SOURCE DATA
^^^^

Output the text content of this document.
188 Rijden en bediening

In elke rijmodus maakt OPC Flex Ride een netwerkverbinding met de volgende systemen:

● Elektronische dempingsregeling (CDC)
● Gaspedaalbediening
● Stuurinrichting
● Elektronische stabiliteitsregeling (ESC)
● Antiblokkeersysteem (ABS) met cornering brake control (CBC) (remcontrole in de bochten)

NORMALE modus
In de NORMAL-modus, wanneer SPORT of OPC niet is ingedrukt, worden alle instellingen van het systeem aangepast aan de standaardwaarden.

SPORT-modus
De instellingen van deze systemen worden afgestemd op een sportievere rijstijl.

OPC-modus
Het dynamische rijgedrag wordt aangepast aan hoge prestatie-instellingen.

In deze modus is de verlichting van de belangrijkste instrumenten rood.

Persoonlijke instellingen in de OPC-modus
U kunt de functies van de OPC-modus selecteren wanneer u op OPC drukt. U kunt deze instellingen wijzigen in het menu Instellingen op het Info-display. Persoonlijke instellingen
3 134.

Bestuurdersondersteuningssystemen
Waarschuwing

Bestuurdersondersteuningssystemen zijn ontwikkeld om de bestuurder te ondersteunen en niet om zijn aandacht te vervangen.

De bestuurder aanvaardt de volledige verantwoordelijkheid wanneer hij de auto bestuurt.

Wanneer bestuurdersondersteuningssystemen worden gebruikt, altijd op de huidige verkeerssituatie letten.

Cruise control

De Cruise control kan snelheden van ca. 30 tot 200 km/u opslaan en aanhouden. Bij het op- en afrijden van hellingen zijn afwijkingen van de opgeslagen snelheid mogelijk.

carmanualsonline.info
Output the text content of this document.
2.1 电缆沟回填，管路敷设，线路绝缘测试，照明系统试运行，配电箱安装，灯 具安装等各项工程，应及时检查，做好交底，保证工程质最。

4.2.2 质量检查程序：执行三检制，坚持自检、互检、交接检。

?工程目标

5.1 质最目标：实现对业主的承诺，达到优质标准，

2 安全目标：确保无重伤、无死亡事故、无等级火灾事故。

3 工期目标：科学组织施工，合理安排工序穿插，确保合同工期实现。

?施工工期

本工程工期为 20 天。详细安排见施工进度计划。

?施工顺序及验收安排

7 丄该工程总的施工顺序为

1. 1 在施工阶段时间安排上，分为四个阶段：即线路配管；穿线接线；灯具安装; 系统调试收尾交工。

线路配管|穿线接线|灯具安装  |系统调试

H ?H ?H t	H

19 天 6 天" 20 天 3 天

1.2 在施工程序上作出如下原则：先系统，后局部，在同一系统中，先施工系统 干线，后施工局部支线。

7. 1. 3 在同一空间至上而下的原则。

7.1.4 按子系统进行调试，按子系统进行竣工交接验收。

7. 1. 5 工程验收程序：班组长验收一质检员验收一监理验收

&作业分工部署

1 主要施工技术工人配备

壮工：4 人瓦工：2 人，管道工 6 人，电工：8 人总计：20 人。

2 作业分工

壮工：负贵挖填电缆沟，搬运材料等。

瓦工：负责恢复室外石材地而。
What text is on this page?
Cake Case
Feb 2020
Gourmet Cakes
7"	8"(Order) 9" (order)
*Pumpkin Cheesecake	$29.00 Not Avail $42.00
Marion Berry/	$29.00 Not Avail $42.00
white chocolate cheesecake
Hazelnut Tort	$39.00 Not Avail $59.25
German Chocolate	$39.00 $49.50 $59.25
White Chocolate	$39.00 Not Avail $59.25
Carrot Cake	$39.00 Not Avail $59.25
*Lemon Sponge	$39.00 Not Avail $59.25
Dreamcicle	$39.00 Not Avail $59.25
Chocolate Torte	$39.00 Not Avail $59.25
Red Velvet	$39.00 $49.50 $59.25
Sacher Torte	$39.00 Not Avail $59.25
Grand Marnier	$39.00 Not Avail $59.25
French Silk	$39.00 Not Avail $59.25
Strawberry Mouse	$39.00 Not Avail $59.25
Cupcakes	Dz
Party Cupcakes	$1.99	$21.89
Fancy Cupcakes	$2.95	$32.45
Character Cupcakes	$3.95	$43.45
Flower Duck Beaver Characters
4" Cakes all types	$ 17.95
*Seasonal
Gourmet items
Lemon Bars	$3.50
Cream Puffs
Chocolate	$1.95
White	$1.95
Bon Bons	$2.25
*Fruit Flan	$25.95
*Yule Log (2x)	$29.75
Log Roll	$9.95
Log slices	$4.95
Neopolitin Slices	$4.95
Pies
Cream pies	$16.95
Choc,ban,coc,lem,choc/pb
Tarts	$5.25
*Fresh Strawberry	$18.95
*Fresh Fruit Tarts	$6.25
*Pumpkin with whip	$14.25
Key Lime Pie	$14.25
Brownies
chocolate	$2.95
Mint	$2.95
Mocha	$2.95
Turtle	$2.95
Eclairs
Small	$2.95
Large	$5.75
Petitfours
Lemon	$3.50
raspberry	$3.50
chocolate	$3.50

^^^^

Retype the data in full and match it exactly.

SOLUTION TO THIS EXERCISE
Output the text content of this document.
188 Rijden en bediening

In elke rijmodus maakt OPC Flex Ride een netwerkverbinding met de volgende systemen:

● Elektronische dempingsregeling (CDC)
● Gaspedaalbediening
● Stuurinrichting
● Elektronische stabiliteitsregeling (ESC)
● Antiblokkeersysteem (ABS) met cornering brake control (CBC) (remcontrole in de bochten)

NORMALE modus
In de NORMAL-modus, wanneer SPORT of OPC niet is ingedrukt, worden alle instellingen van het systeem aangepast aan de standaardwaarden.

SPORT-modus
De instellingen van deze systemen worden afgestemd op een sportievere rijstijl.

OPC-modus
Het dynamische rijgedrag wordt aangepast aan hoge prestatie-instellingen.

In deze modus is de verlichting van de belangrijkste instrumenten rood.

Persoonlijke instellingen in de OPC-modus
U kunt de functies van de OPC-modus selecteren wanneer u op OPC drukt. U kunt deze instellingen wijzigen in het menu Instellingen op het Info-display. Persoonlijke instellingen
3 134.

Bestuurdersondersteuningssystemen
Waarschuwing

Bestuurdersondersteuningssystemen zijn ontwikkeld om de bestuurder te ondersteunen en niet om zijn aandacht te vervangen.

De bestuurder aanvaardt de volledige verantwoordelijkheid wanneer hij de auto bestuurt.

Wanneer bestuurdersondersteuningssystemen worden gebruikt, altijd op de huidige verkeerssituatie letten.

Cruise control

De Cruise control kan snelheden van ca. 30 tot 200 km/u opslaan en aanhouden. Bij het op- en afrijden van hellingen zijn afwijkingen van de opgeslagen snelheid mogelijk.

carmanualsonline.info
Output the text content of this document.
2.1 电缆沟回填，管路敷设，线路绝缘测试，照明系统试运行，配电箱安装，灯 具安装等各项工程，应及时检查，做好交底，保证工程质最。

4.2.2 质量检查程序：执行三检制，坚持自检、互检、交接检。

?工程目标

5.1 质最目标：实现对业主的承诺，达到优质标准，

2 安全目标：确保无重伤、无死亡事故、无等级火灾事故。

3 工期目标：科学组织施工，合理安排工序穿插，确保合同工期实现。

?施工工期

本工程工期为 20 天。详细安排见施工进度计划。

?施工顺序及验收安排

7 丄该工程总的施工顺序为

1. 1 在施工阶段时间安排上，分为四个阶段：即线路配管；穿线接线；灯具安装; 系统调试收尾交工。

线路配管|穿线接线|灯具安装  |系统调试

H ?H ?H t	H

19 天 6 天" 20 天 3 天

1.2 在施工程序上作出如下原则：先系统，后局部，在同一系统中，先施工系统 干线，后施工局部支线。

7. 1. 3 在同一空间至上而下的原则。

7.1.4 按子系统进行调试，按子系统进行竣工交接验收。

7. 1. 5 工程验收程序：班组长验收一质检员验收一监理验收

&作业分工部署

1 主要施工技术工人配备

壮工：4 人瓦工：2 人，管道工 6 人，电工：8 人总计：20 人。

2 作业分工

壮工：负贵挖填电缆沟，搬运材料等。

瓦工：负责恢复室外石材地而。
What text is on this page?
Cake Case
Feb 2020
Gourmet Cakes
7"	8"(Order) 9" (order)
*Pumpkin Cheesecake	$29.00 Not Avail $42.00
Marion Berry/	$29.00 Not Avail $42.00
white chocolate cheesecake
Hazelnut Tort	$39.00 Not Avail $59.25
German Chocolate	$39.00 $49.50 $59.25
White Chocolate	$39.00 Not Avail $59.25
Carrot Cake	$39.00 Not Avail $59.25
*Lemon Sponge	$39.00 Not Avail $59.25
Dreamcicle	$39.00 Not Avail $59.25
Chocolate Torte	$39.00 Not Avail $59.25
Red Velvet	$39.00 $49.50 $59.25
Sacher Torte	$39.00 Not Avail $59.25
Grand Marnier	$39.00 Not Avail $59.25
French Silk	$39.00 Not Avail $59.25
Strawberry Mouse	$39.00 Not Avail $59.25
Cupcakes	Dz
Party Cupcakes	$1.99	$21.89
Fancy Cupcakes	$2.95	$32.45
Character Cupcakes	$3.95	$43.45
Flower Duck Beaver Characters
4" Cakes all types	$ 17.95
*Seasonal
Gourmet items
Lemon Bars	$3.50
Cream Puffs
Chocolate	$1.95
White	$1.95
Bon Bons	$2.25
*Fruit Flan	$25.95
*Yule Log (2x)	$29.75
Log Roll	$9.95
Log slices	$4.95
Neopolitin Slices	$4.95
Pies
Cream pies	$16.95
Choc,ban,coc,lem,choc/pb
Tarts	$5.25
*Fresh Strawberry	$18.95
*Fresh Fruit Tarts	$6.25
*Pumpkin with whip	$14.25
Key Lime Pie	$14.25
Brownies
chocolate	$2.95
Mint	$2.95
Mocha	$2.95
Turtle	$2.95
Eclairs
Small	$2.95
Large	$5.75
Petitfours
Lemon	$3.50
raspberry	$3.50
chocolate	$3.50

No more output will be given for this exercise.